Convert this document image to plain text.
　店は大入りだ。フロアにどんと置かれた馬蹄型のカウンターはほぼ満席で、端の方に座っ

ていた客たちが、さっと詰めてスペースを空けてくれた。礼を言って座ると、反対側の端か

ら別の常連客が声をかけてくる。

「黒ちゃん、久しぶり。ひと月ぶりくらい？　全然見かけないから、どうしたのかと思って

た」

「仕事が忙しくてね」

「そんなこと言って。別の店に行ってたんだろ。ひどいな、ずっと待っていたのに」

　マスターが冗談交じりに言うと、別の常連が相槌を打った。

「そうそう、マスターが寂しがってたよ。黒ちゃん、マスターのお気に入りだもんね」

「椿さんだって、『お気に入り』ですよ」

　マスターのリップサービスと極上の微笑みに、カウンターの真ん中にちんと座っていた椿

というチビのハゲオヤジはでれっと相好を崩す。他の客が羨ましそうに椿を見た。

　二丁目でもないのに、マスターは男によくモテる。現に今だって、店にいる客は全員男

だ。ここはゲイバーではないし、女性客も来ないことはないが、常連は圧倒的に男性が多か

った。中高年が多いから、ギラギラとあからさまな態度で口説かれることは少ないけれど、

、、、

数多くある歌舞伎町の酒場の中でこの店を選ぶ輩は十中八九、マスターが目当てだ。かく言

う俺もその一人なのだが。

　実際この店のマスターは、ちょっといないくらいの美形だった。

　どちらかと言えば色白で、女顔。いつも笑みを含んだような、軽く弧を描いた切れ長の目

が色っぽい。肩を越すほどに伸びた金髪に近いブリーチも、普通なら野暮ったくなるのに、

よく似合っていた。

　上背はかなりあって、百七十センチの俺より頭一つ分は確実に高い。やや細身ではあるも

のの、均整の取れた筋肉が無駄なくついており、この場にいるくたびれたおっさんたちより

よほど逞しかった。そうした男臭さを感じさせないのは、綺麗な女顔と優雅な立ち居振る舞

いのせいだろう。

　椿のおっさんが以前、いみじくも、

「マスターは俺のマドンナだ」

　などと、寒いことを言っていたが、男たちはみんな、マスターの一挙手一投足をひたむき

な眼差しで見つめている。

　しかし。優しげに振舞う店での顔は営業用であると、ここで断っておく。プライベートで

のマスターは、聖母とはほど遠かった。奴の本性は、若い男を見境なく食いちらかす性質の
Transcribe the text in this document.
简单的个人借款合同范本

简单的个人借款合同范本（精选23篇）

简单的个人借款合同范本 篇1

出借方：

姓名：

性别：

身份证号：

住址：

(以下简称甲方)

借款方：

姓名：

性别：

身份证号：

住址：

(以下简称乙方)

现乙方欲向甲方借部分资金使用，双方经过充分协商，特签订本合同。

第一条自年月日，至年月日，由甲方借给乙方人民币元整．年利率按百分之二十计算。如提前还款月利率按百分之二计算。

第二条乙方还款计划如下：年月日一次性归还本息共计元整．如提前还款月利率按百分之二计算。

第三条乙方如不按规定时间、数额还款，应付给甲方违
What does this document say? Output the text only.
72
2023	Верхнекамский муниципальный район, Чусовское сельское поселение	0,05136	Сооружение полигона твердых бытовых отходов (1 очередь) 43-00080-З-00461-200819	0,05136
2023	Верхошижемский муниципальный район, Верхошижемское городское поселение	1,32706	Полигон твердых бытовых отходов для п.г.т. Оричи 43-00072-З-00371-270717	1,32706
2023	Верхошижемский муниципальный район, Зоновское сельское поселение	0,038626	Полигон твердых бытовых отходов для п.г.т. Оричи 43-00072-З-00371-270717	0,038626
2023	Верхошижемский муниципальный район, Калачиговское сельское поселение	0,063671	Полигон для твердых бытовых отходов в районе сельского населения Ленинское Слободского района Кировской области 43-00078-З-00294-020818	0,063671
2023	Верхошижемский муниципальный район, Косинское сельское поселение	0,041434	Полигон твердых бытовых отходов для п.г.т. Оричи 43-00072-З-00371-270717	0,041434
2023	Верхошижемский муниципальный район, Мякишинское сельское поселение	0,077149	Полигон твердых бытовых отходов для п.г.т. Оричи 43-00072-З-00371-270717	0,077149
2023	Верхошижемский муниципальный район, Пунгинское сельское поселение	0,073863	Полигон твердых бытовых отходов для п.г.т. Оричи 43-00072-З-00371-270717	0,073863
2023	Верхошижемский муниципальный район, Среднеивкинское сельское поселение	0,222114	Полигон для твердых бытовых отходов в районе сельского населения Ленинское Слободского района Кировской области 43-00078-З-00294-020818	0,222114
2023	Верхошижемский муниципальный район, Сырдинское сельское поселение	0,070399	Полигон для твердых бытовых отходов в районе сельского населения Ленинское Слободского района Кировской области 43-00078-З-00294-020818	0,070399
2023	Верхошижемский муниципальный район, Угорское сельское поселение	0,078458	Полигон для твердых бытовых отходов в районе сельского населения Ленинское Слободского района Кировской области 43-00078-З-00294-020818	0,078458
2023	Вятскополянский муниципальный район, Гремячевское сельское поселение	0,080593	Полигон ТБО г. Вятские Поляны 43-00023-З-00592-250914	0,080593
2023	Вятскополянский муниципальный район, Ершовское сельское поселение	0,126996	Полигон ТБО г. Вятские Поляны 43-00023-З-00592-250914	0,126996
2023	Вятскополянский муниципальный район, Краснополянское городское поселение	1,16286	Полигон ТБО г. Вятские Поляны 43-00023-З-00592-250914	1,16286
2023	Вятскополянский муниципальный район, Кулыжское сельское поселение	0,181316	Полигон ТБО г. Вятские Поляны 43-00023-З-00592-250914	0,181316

____________________

:: What the task requires ::
Each line must be given again exactly as written above.

:: The output ::
Convert this document image to plain text.
　店は大入りだ。フロアにどんと置かれた馬蹄型のカウンターはほぼ満席で、端の方に座っ

ていた客たちが、さっと詰めてスペースを空けてくれた。礼を言って座ると、反対側の端か

ら別の常連客が声をかけてくる。

「黒ちゃん、久しぶり。ひと月ぶりくらい？　全然見かけないから、どうしたのかと思って

た」

「仕事が忙しくてね」

「そんなこと言って。別の店に行ってたんだろ。ひどいな、ずっと待っていたのに」

　マスターが冗談交じりに言うと、別の常連が相槌を打った。

「そうそう、マスターが寂しがってたよ。黒ちゃん、マスターのお気に入りだもんね」

「椿さんだって、『お気に入り』ですよ」

　マスターのリップサービスと極上の微笑みに、カウンターの真ん中にちんと座っていた椿

というチビのハゲオヤジはでれっと相好を崩す。他の客が羨ましそうに椿を見た。

　二丁目でもないのに、マスターは男によくモテる。現に今だって、店にいる客は全員男

だ。ここはゲイバーではないし、女性客も来ないことはないが、常連は圧倒的に男性が多か

った。中高年が多いから、ギラギラとあからさまな態度で口説かれることは少ないけれど、

、、、

数多くある歌舞伎町の酒場の中でこの店を選ぶ輩は十中八九、マスターが目当てだ。かく言

う俺もその一人なのだが。

　実際この店のマスターは、ちょっといないくらいの美形だった。

　どちらかと言えば色白で、女顔。いつも笑みを含んだような、軽く弧を描いた切れ長の目

が色っぽい。肩を越すほどに伸びた金髪に近いブリーチも、普通なら野暮ったくなるのに、

よく似合っていた。

　上背はかなりあって、百七十センチの俺より頭一つ分は確実に高い。やや細身ではあるも

のの、均整の取れた筋肉が無駄なくついており、この場にいるくたびれたおっさんたちより

よほど逞しかった。そうした男臭さを感じさせないのは、綺麗な女顔と優雅な立ち居振る舞

いのせいだろう。

　椿のおっさんが以前、いみじくも、

「マスターは俺のマドンナだ」

　などと、寒いことを言っていたが、男たちはみんな、マスターの一挙手一投足をひたむき

な眼差しで見つめている。

　しかし。優しげに振舞う店での顔は営業用であると、ここで断っておく。プライベートで

のマスターは、聖母とはほど遠かった。奴の本性は、若い男を見境なく食いちらかす性質の
Transcribe the text in this document.
简单的个人借款合同范本

简单的个人借款合同范本（精选23篇）

简单的个人借款合同范本 篇1

出借方：

姓名：

性别：

身份证号：

住址：

(以下简称甲方)

借款方：

姓名：

性别：

身份证号：

住址：

(以下简称乙方)

现乙方欲向甲方借部分资金使用，双方经过充分协商，特签订本合同。

第一条自年月日，至年月日，由甲方借给乙方人民币元整．年利率按百分之二十计算。如提前还款月利率按百分之二计算。

第二条乙方还款计划如下：年月日一次性归还本息共计元整．如提前还款月利率按百分之二计算。

第三条乙方如不按规定时间、数额还款，应付给甲方违
What does this document say? Output the text only.
72
2023	Верхнекамский муниципальный район, Чусовское сельское поселение	0,05136	Сооружение полигона твердых бытовых отходов (1 очередь) 43-00080-З-00461-200819	0,05136
2023	Верхошижемский муниципальный район, Верхошижемское городское поселение	1,32706	Полигон твердых бытовых отходов для п.г.т. Оричи 43-00072-З-00371-270717	1,32706
2023	Верхошижемский муниципальный район, Зоновское сельское поселение	0,038626	Полигон твердых бытовых отходов для п.г.т. Оричи 43-00072-З-00371-270717	0,038626
2023	Верхошижемский муниципальный район, Калачиговское сельское поселение	0,063671	Полигон для твердых бытовых отходов в районе сельского населения Ленинское Слободского района Кировской области 43-00078-З-00294-020818	0,063671
2023	Верхошижемский муниципальный район, Косинское сельское поселение	0,041434	Полигон твердых бытовых отходов для п.г.т. Оричи 43-00072-З-00371-270717	0,041434
2023	Верхошижемский муниципальный район, Мякишинское сельское поселение	0,077149	Полигон твердых бытовых отходов для п.г.т. Оричи 43-00072-З-00371-270717	0,077149
2023	Верхошижемский муниципальный район, Пунгинское сельское поселение	0,073863	Полигон твердых бытовых отходов для п.г.т. Оричи 43-00072-З-00371-270717	0,073863
2023	Верхошижемский муниципальный район, Среднеивкинское сельское поселение	0,222114	Полигон для твердых бытовых отходов в районе сельского населения Ленинское Слободского района Кировской области 43-00078-З-00294-020818	0,222114
2023	Верхошижемский муниципальный район, Сырдинское сельское поселение	0,070399	Полигон для твердых бытовых отходов в районе сельского населения Ленинское Слободского района Кировской области 43-00078-З-00294-020818	0,070399
2023	Верхошижемский муниципальный район, Угорское сельское поселение	0,078458	Полигон для твердых бытовых отходов в районе сельского населения Ленинское Слободского района Кировской области 43-00078-З-00294-020818	0,078458
2023	Вятскополянский муниципальный район, Гремячевское сельское поселение	0,080593	Полигон ТБО г. Вятские Поляны 43-00023-З-00592-250914	0,080593
2023	Вятскополянский муниципальный район, Ершовское сельское поселение	0,126996	Полигон ТБО г. Вятские Поляны 43-00023-З-00592-250914	0,126996
2023	Вятскополянский муниципальный район, Краснополянское городское поселение	1,16286	Полигон ТБО г. Вятские Поляны 43-00023-З-00592-250914	1,16286
2023	Вятскополянский муниципальный район, Кулыжское сельское поселение	0,181316	Полигон ТБО г. Вятские Поляны 43-00023-З-00592-250914	0,181316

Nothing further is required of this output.